Set exercise >> Retype every entry in its entirety, without alteration.

Data entries:

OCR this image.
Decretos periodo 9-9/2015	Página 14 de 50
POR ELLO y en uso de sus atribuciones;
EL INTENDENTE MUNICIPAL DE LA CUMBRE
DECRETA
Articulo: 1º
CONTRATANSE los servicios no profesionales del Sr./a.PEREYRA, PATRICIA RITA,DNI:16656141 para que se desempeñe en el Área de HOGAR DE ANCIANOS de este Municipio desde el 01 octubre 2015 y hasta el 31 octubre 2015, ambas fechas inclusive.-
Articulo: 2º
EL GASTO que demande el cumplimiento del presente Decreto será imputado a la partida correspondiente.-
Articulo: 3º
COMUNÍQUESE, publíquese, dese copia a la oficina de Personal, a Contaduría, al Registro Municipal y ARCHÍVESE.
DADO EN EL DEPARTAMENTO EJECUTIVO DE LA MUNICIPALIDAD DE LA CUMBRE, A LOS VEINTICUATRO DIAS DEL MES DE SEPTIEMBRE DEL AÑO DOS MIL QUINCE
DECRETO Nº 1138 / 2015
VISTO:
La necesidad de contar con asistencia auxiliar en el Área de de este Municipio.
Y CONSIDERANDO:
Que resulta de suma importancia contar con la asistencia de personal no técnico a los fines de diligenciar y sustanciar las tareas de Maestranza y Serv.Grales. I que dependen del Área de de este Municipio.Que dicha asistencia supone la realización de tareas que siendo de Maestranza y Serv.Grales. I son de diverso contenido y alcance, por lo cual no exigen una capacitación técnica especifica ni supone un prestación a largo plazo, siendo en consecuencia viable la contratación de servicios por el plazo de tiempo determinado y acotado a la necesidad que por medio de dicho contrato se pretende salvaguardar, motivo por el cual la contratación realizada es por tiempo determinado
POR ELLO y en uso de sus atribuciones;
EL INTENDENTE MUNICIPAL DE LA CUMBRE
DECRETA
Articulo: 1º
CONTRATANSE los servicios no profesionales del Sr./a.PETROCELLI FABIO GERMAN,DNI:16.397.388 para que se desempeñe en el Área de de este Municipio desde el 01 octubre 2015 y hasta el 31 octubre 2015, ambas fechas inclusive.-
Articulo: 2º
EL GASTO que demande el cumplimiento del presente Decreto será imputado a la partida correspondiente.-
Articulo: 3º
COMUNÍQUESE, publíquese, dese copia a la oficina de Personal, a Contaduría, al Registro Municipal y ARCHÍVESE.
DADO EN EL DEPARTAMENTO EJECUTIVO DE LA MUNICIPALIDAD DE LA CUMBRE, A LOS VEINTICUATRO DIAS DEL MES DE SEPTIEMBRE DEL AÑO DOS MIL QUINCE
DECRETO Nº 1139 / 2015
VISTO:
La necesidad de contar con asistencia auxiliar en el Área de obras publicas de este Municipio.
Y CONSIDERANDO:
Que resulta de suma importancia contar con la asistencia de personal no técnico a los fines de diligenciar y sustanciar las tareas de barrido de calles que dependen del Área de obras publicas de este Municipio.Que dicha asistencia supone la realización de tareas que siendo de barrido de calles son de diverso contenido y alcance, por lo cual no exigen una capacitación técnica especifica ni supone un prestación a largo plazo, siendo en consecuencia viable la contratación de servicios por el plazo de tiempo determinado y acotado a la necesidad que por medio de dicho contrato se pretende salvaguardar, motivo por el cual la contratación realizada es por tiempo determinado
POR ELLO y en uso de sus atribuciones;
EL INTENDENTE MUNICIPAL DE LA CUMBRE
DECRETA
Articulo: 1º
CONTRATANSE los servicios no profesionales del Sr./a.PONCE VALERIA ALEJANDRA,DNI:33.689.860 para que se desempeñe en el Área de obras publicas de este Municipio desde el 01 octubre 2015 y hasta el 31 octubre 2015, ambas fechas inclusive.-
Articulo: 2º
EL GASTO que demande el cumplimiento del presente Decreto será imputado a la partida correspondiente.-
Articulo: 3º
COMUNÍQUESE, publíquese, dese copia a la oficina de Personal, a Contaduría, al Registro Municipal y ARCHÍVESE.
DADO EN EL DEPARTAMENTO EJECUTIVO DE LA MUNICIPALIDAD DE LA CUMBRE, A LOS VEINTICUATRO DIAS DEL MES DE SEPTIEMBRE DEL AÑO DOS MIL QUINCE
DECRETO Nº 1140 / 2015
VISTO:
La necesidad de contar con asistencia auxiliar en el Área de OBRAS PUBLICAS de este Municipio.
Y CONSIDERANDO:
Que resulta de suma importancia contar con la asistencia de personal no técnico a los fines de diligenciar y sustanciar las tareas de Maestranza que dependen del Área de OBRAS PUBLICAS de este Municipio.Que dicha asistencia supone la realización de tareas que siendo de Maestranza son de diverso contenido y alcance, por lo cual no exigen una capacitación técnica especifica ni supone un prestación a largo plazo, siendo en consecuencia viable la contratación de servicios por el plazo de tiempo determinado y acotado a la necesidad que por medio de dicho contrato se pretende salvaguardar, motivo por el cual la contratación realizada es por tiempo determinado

The reply >>
OCR this image.
Decretos periodo 9-9/2015	Página 14 de 50
POR ELLO y en uso de sus atribuciones;
EL INTENDENTE MUNICIPAL DE LA CUMBRE
DECRETA
Articulo: 1º
CONTRATANSE los servicios no profesionales del Sr./a.PEREYRA, PATRICIA RITA,DNI:16656141 para que se desempeñe en el Área de HOGAR DE ANCIANOS de este Municipio desde el 01 octubre 2015 y hasta el 31 octubre 2015, ambas fechas inclusive.-
Articulo: 2º
EL GASTO que demande el cumplimiento del presente Decreto será imputado a la partida correspondiente.-
Articulo: 3º
COMUNÍQUESE, publíquese, dese copia a la oficina de Personal, a Contaduría, al Registro Municipal y ARCHÍVESE.
DADO EN EL DEPARTAMENTO EJECUTIVO DE LA MUNICIPALIDAD DE LA CUMBRE, A LOS VEINTICUATRO DIAS DEL MES DE SEPTIEMBRE DEL AÑO DOS MIL QUINCE
DECRETO Nº 1138 / 2015
VISTO:
La necesidad de contar con asistencia auxiliar en el Área de de este Municipio.
Y CONSIDERANDO:
Que resulta de suma importancia contar con la asistencia de personal no técnico a los fines de diligenciar y sustanciar las tareas de Maestranza y Serv.Grales. I que dependen del Área de de este Municipio.Que dicha asistencia supone la realización de tareas que siendo de Maestranza y Serv.Grales. I son de diverso contenido y alcance, por lo cual no exigen una capacitación técnica especifica ni supone un prestación a largo plazo, siendo en consecuencia viable la contratación de servicios por el plazo de tiempo determinado y acotado a la necesidad que por medio de dicho contrato se pretende salvaguardar, motivo por el cual la contratación realizada es por tiempo determinado
POR ELLO y en uso de sus atribuciones;
EL INTENDENTE MUNICIPAL DE LA CUMBRE
DECRETA
Articulo: 1º
CONTRATANSE los servicios no profesionales del Sr./a.PETROCELLI FABIO GERMAN,DNI:16.397.388 para que se desempeñe en el Área de de este Municipio desde el 01 octubre 2015 y hasta el 31 octubre 2015, ambas fechas inclusive.-
Articulo: 2º
EL GASTO que demande el cumplimiento del presente Decreto será imputado a la partida correspondiente.-
Articulo: 3º
COMUNÍQUESE, publíquese, dese copia a la oficina de Personal, a Contaduría, al Registro Municipal y ARCHÍVESE.
DADO EN EL DEPARTAMENTO EJECUTIVO DE LA MUNICIPALIDAD DE LA CUMBRE, A LOS VEINTICUATRO DIAS DEL MES DE SEPTIEMBRE DEL AÑO DOS MIL QUINCE
DECRETO Nº 1139 / 2015
VISTO:
La necesidad de contar con asistencia auxiliar en el Área de obras publicas de este Municipio.
Y CONSIDERANDO:
Que resulta de suma importancia contar con la asistencia de personal no técnico a los fines de diligenciar y sustanciar las tareas de barrido de calles que dependen del Área de obras publicas de este Municipio.Que dicha asistencia supone la realización de tareas que siendo de barrido de calles son de diverso contenido y alcance, por lo cual no exigen una capacitación técnica especifica ni supone un prestación a largo plazo, siendo en consecuencia viable la contratación de servicios por el plazo de tiempo determinado y acotado a la necesidad que por medio de dicho contrato se pretende salvaguardar, motivo por el cual la contratación realizada es por tiempo determinado
POR ELLO y en uso de sus atribuciones;
EL INTENDENTE MUNICIPAL DE LA CUMBRE
DECRETA
Articulo: 1º
CONTRATANSE los servicios no profesionales del Sr./a.PONCE VALERIA ALEJANDRA,DNI:33.689.860 para que se desempeñe en el Área de obras publicas de este Municipio desde el 01 octubre 2015 y hasta el 31 octubre 2015, ambas fechas inclusive.-
Articulo: 2º
EL GASTO que demande el cumplimiento del presente Decreto será imputado a la partida correspondiente.-
Articulo: 3º
COMUNÍQUESE, publíquese, dese copia a la oficina de Personal, a Contaduría, al Registro Municipal y ARCHÍVESE.
DADO EN EL DEPARTAMENTO EJECUTIVO DE LA MUNICIPALIDAD DE LA CUMBRE, A LOS VEINTICUATRO DIAS DEL MES DE SEPTIEMBRE DEL AÑO DOS MIL QUINCE
DECRETO Nº 1140 / 2015
VISTO:
La necesidad de contar con asistencia auxiliar en el Área de OBRAS PUBLICAS de este Municipio.
Y CONSIDERANDO:
Que resulta de suma importancia contar con la asistencia de personal no técnico a los fines de diligenciar y sustanciar las tareas de Maestranza que dependen del Área de OBRAS PUBLICAS de este Municipio.Que dicha asistencia supone la realización de tareas que siendo de Maestranza son de diverso contenido y alcance, por lo cual no exigen una capacitación técnica especifica ni supone un prestación a largo plazo, siendo en consecuencia viable la contratación de servicios por el plazo de tiempo determinado y acotado a la necesidad que por medio de dicho contrato se pretende salvaguardar, motivo por el cual la contratación realizada es por tiempo determinado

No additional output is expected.